*Task objective*: Pull out every line containing the string "Relatório".

* Start Exercise inputs *

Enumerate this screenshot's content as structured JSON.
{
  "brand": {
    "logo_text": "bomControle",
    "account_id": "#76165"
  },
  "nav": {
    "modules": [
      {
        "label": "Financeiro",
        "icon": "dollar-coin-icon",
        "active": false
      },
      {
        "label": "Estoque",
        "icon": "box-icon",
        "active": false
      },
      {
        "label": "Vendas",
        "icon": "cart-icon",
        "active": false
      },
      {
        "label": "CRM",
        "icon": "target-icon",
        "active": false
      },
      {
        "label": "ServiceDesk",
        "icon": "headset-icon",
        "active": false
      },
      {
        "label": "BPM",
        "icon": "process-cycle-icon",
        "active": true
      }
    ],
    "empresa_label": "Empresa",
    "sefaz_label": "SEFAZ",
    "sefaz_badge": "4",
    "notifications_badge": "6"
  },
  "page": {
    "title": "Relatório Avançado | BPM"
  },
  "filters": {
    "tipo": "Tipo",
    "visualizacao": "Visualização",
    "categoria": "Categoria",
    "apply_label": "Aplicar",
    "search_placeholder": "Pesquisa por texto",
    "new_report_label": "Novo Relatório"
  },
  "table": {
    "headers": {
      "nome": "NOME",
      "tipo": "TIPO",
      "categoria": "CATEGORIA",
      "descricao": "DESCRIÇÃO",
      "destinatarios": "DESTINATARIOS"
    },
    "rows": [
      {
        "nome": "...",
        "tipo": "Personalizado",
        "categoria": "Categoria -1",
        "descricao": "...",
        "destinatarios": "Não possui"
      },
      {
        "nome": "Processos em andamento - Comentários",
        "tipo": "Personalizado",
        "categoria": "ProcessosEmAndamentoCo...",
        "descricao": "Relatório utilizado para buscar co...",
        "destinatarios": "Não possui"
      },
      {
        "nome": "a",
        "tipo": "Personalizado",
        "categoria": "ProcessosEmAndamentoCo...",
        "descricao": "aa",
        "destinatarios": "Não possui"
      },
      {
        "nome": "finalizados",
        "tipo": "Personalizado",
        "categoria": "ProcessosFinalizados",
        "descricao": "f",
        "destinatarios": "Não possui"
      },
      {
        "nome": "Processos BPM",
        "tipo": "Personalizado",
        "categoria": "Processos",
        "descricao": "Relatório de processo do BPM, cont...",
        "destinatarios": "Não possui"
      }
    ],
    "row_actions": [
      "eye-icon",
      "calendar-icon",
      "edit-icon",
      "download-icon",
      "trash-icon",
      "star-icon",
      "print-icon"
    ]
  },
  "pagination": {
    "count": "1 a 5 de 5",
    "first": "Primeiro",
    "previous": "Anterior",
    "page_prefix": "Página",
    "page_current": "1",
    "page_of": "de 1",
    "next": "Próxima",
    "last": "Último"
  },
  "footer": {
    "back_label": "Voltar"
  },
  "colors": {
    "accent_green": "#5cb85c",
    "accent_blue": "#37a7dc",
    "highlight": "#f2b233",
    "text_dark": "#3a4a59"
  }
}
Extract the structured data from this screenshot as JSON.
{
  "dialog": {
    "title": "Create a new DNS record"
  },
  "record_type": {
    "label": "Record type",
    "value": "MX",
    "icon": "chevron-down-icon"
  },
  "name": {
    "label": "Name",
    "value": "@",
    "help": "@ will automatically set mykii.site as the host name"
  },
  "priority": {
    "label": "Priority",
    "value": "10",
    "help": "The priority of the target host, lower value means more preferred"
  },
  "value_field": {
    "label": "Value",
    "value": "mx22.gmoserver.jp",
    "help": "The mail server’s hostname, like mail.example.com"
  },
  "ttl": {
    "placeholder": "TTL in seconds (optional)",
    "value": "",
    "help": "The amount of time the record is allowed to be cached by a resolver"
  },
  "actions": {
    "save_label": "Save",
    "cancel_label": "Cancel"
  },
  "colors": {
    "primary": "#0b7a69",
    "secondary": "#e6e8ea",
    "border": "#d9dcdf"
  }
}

* End Exercise inputs *
* Start Exercise inputs *

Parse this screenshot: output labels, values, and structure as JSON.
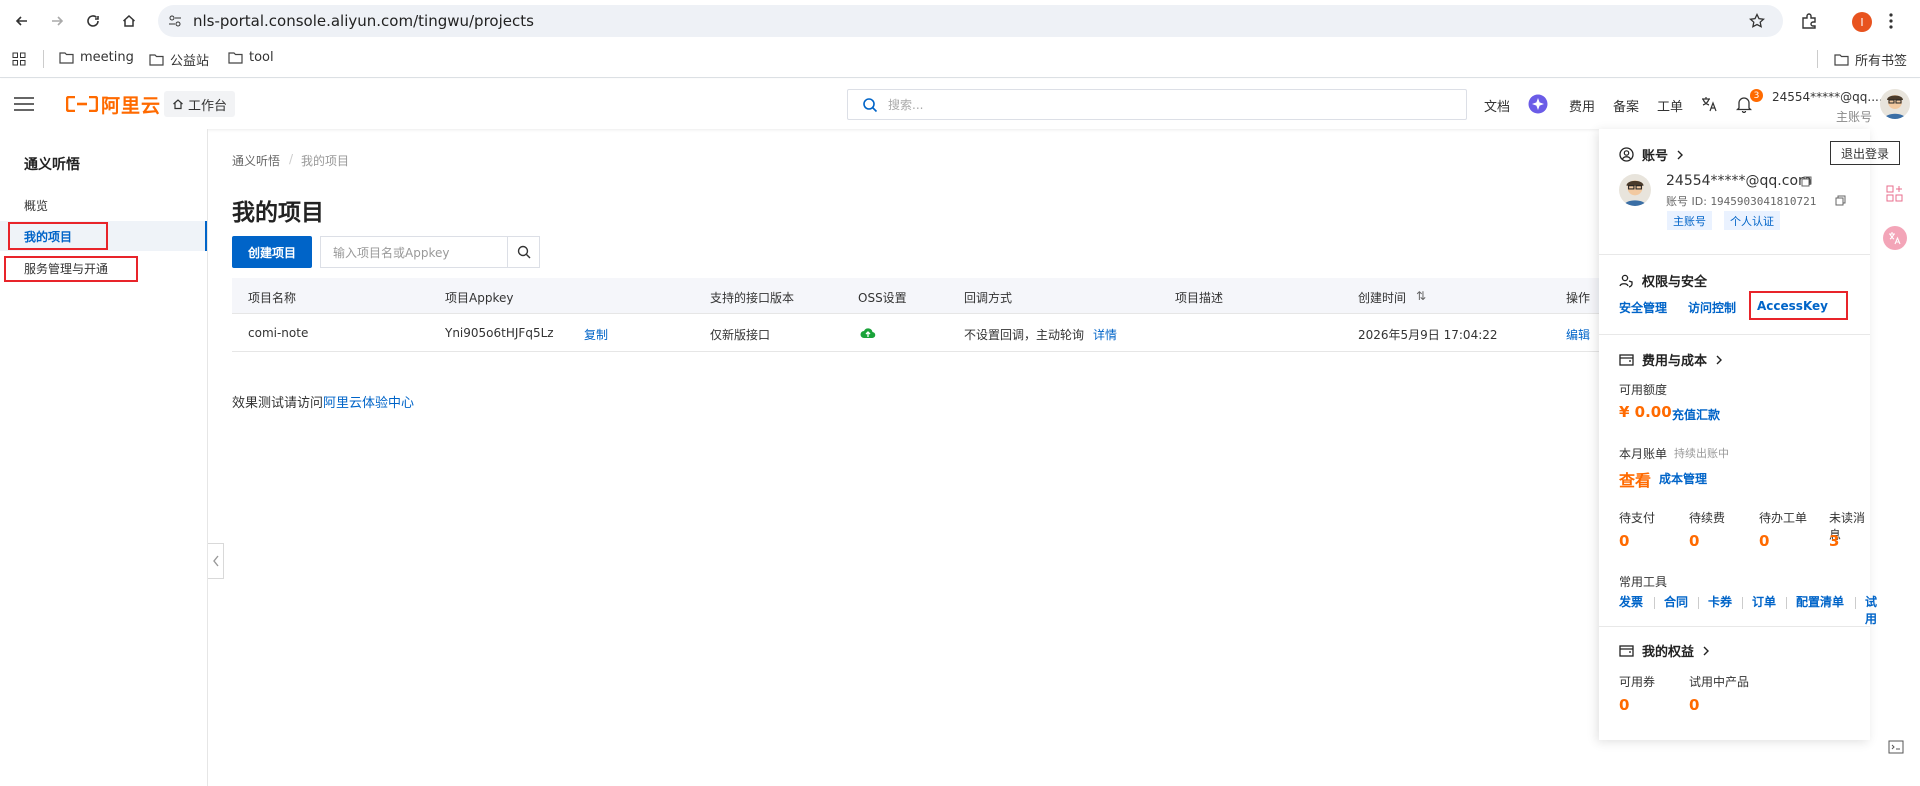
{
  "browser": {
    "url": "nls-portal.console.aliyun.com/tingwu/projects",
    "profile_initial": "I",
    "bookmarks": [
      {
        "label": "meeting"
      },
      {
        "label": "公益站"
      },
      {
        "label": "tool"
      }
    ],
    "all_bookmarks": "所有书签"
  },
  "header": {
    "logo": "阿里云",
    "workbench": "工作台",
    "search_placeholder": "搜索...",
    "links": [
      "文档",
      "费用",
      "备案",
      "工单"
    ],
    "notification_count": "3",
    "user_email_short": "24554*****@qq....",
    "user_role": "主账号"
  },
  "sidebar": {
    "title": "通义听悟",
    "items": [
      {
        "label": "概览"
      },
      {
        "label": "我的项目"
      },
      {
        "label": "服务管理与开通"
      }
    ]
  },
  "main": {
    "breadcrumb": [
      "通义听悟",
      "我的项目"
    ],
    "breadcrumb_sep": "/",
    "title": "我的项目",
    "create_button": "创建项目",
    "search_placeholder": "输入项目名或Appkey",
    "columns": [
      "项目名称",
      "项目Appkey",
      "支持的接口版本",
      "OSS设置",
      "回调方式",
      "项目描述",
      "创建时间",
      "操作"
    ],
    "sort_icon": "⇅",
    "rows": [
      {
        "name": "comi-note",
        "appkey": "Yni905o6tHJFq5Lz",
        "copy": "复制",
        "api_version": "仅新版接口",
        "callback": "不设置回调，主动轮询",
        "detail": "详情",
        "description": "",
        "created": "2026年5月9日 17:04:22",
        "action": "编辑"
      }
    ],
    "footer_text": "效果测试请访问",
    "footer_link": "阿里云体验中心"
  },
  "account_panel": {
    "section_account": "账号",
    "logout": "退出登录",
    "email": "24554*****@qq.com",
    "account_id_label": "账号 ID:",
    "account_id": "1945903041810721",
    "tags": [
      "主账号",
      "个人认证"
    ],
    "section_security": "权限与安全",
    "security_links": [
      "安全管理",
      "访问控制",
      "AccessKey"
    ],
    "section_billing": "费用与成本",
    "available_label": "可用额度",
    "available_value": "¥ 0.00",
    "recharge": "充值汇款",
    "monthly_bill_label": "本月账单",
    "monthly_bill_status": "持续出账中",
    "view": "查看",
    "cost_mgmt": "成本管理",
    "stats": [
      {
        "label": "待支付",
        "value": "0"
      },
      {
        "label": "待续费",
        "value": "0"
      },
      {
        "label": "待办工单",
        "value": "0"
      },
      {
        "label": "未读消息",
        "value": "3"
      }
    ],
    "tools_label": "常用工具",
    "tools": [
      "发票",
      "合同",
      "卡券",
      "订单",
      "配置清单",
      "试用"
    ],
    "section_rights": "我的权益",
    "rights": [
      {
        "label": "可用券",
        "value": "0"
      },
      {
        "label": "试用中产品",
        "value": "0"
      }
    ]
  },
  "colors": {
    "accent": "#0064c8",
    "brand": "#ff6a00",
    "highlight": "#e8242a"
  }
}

* End Exercise inputs *

*Response to this task*:
    "title": "Relatório Avançado | BPM"
    "new_report_label": "Novo Relatório"
        "descricao": "Relatório utilizado para buscar co...",
        "descricao": "Relatório de processo do BPM, cont...",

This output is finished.